Problem
Find the lines that hold the word "from" and return them.

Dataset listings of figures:
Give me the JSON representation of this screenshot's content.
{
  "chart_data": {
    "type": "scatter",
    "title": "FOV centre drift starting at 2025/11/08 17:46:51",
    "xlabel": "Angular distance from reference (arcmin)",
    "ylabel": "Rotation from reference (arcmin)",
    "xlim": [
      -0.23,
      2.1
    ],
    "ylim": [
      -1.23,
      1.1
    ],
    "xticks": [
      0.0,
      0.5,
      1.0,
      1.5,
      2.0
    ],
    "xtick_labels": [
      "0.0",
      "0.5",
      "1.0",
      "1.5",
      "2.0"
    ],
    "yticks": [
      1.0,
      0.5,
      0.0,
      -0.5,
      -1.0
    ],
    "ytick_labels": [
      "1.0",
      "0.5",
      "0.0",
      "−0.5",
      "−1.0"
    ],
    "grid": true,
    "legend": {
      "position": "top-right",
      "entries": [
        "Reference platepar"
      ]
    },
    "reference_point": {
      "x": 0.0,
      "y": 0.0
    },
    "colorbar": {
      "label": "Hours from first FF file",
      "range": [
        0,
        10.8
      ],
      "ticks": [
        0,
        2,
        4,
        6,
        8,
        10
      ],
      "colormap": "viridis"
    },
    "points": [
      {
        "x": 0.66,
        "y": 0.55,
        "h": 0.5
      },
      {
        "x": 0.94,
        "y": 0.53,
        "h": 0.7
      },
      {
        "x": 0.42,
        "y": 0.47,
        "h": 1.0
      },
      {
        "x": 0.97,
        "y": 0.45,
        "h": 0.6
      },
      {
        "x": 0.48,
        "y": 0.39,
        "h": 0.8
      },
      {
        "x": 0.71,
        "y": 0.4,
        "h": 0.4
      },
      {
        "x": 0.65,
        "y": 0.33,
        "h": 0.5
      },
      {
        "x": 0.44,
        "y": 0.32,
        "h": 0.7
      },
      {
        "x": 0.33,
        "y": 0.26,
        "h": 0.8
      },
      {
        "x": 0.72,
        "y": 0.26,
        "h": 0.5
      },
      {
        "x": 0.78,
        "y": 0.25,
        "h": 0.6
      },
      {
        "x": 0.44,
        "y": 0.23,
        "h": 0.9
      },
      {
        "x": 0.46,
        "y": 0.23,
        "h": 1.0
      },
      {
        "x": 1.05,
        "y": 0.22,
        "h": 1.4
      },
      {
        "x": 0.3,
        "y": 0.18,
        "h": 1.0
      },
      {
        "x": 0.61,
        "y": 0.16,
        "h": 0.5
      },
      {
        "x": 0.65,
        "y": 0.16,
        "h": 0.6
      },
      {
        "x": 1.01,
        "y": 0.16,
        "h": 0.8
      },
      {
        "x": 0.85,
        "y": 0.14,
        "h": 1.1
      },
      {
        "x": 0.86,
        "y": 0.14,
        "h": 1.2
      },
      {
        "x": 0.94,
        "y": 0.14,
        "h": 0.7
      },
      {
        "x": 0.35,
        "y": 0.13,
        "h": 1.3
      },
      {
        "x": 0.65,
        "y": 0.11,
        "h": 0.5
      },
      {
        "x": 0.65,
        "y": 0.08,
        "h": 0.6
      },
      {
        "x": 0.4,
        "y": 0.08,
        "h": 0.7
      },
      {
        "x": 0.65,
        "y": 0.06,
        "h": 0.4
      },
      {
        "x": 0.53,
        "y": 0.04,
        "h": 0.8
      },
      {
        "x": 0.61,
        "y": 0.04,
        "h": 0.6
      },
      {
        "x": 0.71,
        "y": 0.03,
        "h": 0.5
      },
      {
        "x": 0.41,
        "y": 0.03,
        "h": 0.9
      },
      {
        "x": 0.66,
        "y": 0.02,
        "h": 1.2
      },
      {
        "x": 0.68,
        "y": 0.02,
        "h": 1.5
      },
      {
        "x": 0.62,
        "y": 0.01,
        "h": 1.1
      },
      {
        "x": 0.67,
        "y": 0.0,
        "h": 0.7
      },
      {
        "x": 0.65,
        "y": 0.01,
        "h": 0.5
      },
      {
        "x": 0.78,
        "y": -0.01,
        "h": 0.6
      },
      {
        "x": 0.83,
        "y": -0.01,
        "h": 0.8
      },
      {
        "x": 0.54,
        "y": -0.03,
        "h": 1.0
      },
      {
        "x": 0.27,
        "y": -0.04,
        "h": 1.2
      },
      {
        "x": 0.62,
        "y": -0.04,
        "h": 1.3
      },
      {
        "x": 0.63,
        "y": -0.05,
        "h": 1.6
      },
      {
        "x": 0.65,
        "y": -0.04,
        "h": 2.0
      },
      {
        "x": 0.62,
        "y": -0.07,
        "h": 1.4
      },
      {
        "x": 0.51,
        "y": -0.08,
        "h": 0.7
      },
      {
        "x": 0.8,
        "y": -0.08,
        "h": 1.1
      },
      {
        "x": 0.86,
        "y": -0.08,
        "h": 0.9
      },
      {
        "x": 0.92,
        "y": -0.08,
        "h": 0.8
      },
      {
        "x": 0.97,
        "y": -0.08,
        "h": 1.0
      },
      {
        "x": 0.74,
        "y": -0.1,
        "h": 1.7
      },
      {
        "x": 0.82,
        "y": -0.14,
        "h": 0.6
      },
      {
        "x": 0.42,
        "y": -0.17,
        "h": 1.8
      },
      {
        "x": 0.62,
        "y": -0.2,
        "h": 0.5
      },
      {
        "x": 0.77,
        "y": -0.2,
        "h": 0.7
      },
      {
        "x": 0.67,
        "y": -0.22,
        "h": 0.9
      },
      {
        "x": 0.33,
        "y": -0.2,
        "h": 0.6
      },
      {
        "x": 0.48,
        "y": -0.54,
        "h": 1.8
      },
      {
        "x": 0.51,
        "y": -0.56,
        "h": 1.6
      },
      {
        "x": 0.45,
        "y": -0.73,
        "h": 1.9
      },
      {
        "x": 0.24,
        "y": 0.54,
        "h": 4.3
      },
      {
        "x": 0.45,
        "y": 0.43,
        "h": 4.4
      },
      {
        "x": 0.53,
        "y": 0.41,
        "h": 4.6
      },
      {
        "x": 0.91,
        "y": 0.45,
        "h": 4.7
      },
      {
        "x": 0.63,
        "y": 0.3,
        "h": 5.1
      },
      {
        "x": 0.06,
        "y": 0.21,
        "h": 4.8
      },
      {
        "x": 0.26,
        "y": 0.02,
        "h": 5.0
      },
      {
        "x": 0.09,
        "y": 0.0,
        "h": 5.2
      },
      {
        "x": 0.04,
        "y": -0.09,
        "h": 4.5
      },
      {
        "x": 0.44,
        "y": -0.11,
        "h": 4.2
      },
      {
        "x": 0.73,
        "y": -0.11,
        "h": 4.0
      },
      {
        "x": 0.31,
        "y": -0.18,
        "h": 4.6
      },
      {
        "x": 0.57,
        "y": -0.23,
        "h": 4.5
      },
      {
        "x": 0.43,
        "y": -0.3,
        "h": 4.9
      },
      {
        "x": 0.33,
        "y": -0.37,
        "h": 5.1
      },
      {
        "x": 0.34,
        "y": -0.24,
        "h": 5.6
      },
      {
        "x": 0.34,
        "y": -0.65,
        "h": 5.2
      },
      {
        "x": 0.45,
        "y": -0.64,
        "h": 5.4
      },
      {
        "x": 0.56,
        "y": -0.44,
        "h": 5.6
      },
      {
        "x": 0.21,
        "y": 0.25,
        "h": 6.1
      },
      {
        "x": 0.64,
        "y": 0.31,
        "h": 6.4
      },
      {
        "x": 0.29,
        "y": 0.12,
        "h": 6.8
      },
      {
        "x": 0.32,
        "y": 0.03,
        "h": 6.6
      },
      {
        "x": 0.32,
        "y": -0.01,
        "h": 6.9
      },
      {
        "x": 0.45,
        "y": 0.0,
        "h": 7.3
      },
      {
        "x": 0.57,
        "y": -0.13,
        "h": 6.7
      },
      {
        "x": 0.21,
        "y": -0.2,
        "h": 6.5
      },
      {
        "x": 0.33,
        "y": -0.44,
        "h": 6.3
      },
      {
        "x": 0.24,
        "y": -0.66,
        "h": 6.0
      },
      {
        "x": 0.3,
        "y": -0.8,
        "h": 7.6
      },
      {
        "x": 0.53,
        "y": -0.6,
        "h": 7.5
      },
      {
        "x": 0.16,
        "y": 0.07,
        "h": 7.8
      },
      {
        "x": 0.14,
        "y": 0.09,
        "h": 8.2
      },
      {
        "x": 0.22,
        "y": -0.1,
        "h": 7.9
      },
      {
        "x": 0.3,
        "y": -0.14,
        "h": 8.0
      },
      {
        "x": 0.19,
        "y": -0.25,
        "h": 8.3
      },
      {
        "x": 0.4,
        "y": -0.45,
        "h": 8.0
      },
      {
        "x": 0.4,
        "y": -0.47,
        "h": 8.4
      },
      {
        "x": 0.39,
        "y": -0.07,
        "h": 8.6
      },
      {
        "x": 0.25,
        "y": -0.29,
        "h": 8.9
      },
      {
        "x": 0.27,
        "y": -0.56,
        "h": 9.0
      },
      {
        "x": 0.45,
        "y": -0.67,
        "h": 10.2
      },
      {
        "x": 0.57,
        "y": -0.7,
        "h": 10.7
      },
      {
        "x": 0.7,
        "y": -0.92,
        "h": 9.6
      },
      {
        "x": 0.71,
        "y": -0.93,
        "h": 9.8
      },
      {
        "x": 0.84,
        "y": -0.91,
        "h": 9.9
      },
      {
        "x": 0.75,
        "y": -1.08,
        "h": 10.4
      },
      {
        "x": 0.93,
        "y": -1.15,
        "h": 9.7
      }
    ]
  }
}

Task solution
    "xlabel": "Angular distance from reference (arcmin)",
    "ylabel": "Rotation from reference (arcmin)",
      "label": "Hours from first FF file",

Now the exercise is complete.